_Your goal_. Among the lines of this listing, determine how many contain the string "Potential". Answer with the number only.
:::::
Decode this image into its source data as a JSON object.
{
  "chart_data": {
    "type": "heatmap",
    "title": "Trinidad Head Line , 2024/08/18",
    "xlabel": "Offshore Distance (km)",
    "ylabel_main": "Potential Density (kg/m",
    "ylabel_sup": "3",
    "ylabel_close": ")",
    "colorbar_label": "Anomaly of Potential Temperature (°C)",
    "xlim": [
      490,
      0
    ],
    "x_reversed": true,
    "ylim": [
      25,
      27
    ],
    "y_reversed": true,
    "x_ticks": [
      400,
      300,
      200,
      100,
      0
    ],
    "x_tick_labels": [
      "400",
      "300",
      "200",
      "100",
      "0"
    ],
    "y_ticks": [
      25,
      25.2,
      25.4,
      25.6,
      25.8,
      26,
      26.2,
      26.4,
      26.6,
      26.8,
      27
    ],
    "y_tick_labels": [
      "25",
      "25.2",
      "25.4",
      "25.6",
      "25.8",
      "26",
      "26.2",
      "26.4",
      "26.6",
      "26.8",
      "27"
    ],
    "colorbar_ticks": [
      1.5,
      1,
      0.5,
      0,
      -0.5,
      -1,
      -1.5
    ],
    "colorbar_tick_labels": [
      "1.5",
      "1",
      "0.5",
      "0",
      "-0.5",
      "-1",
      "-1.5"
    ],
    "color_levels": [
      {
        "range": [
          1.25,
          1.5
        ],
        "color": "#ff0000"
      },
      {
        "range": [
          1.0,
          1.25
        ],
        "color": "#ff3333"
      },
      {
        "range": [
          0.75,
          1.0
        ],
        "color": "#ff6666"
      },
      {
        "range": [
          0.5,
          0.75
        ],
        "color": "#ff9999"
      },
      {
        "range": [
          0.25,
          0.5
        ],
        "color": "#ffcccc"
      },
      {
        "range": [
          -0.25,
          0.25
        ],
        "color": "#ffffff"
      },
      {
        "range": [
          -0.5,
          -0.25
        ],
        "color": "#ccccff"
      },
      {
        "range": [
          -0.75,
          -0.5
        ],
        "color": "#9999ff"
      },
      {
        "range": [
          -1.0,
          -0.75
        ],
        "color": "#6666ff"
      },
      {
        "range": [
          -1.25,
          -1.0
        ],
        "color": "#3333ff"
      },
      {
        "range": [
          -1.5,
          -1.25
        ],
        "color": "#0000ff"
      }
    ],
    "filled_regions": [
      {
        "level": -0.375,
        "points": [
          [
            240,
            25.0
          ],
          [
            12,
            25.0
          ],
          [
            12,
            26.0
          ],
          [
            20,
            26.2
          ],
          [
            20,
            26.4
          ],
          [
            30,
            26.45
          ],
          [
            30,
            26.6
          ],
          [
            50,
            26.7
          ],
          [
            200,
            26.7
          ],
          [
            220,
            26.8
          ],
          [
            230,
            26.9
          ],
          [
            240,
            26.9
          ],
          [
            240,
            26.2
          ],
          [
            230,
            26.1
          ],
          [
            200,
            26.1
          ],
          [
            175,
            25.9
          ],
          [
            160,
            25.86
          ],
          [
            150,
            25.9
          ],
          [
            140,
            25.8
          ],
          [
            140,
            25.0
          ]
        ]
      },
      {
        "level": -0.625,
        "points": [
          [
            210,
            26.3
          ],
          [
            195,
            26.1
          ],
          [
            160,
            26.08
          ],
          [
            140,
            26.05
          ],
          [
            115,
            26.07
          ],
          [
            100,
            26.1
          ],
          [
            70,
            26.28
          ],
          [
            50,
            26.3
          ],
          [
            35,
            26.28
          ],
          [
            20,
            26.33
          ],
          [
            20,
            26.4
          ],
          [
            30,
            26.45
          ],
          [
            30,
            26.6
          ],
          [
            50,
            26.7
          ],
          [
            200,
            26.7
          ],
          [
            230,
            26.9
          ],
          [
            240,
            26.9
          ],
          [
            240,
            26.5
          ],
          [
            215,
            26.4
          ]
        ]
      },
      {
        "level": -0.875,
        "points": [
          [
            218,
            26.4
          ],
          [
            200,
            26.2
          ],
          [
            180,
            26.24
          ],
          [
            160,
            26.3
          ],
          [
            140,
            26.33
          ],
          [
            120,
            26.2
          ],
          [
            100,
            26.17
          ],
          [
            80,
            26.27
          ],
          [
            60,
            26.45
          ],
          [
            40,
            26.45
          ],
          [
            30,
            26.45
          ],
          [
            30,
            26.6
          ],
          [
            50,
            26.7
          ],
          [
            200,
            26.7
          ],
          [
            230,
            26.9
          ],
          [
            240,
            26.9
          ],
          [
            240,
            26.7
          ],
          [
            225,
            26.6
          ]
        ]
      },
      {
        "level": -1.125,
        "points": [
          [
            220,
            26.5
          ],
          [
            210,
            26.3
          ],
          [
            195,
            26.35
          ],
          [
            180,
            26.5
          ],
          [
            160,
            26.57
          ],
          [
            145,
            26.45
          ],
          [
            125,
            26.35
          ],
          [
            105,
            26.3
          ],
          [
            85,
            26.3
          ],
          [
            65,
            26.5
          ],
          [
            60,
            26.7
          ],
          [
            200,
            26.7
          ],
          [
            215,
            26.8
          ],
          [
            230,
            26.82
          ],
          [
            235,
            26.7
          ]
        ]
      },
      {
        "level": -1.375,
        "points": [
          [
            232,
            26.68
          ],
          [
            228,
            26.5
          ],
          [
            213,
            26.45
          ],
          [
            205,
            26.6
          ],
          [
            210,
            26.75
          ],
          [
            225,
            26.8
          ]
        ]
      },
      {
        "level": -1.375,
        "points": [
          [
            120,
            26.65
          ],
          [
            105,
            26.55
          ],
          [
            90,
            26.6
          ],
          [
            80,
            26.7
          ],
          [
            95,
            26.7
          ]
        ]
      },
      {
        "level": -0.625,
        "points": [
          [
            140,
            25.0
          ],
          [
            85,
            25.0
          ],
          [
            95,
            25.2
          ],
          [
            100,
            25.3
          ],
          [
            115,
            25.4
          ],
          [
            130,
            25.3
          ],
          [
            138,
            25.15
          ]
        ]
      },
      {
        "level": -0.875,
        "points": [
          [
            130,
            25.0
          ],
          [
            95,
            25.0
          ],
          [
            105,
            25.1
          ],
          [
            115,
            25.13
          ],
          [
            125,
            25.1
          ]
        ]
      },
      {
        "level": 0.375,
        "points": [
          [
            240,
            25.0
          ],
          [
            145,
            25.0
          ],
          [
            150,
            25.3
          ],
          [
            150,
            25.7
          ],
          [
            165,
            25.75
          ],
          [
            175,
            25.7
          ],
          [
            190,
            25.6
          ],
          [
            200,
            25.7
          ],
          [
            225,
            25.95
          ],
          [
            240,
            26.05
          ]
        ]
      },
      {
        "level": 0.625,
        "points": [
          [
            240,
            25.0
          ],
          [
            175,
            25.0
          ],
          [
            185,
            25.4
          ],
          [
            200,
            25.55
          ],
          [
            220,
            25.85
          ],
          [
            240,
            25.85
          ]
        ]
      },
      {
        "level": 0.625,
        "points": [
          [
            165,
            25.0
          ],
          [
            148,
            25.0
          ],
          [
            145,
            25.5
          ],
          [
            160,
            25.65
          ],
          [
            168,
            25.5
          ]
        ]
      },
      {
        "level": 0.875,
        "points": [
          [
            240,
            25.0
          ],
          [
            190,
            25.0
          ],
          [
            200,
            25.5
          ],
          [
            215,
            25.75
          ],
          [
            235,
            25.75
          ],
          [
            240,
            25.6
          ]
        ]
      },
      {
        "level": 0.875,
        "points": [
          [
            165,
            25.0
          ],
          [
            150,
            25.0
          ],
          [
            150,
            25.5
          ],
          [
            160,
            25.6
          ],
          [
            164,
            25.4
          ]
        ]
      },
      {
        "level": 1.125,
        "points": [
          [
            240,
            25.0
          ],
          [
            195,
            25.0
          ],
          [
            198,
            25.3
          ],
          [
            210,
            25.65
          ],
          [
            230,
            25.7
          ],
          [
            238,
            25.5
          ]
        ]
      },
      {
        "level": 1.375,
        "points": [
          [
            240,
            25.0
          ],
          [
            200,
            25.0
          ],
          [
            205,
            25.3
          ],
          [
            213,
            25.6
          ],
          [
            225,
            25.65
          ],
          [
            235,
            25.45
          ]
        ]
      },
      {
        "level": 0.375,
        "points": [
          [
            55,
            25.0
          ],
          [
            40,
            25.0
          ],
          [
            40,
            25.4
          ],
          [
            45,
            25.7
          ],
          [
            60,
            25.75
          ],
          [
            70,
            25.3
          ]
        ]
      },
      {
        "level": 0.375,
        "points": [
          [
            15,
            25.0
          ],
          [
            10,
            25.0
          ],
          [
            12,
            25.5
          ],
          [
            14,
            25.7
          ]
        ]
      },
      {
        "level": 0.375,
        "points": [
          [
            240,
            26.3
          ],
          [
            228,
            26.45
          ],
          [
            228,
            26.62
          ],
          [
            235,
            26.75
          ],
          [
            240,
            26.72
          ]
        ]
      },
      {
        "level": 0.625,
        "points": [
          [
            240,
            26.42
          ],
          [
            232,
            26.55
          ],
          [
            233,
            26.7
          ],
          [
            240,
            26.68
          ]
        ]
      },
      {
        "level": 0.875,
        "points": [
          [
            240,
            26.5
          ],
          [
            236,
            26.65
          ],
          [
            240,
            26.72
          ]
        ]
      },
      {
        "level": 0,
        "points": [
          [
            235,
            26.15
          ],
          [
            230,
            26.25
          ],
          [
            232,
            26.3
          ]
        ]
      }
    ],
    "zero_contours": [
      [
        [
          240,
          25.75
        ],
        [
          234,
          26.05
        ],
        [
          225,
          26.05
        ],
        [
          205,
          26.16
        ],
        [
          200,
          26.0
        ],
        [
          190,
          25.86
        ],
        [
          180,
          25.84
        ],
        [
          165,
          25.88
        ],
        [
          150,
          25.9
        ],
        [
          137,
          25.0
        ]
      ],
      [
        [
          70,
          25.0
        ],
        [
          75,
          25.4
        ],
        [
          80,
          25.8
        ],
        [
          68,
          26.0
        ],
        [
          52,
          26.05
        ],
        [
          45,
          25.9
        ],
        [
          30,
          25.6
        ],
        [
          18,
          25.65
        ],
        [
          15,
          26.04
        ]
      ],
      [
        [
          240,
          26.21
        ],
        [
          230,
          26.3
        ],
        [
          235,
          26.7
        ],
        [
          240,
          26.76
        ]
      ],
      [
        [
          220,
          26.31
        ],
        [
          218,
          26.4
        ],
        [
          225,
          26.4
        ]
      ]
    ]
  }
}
:::::
_Solution_. 2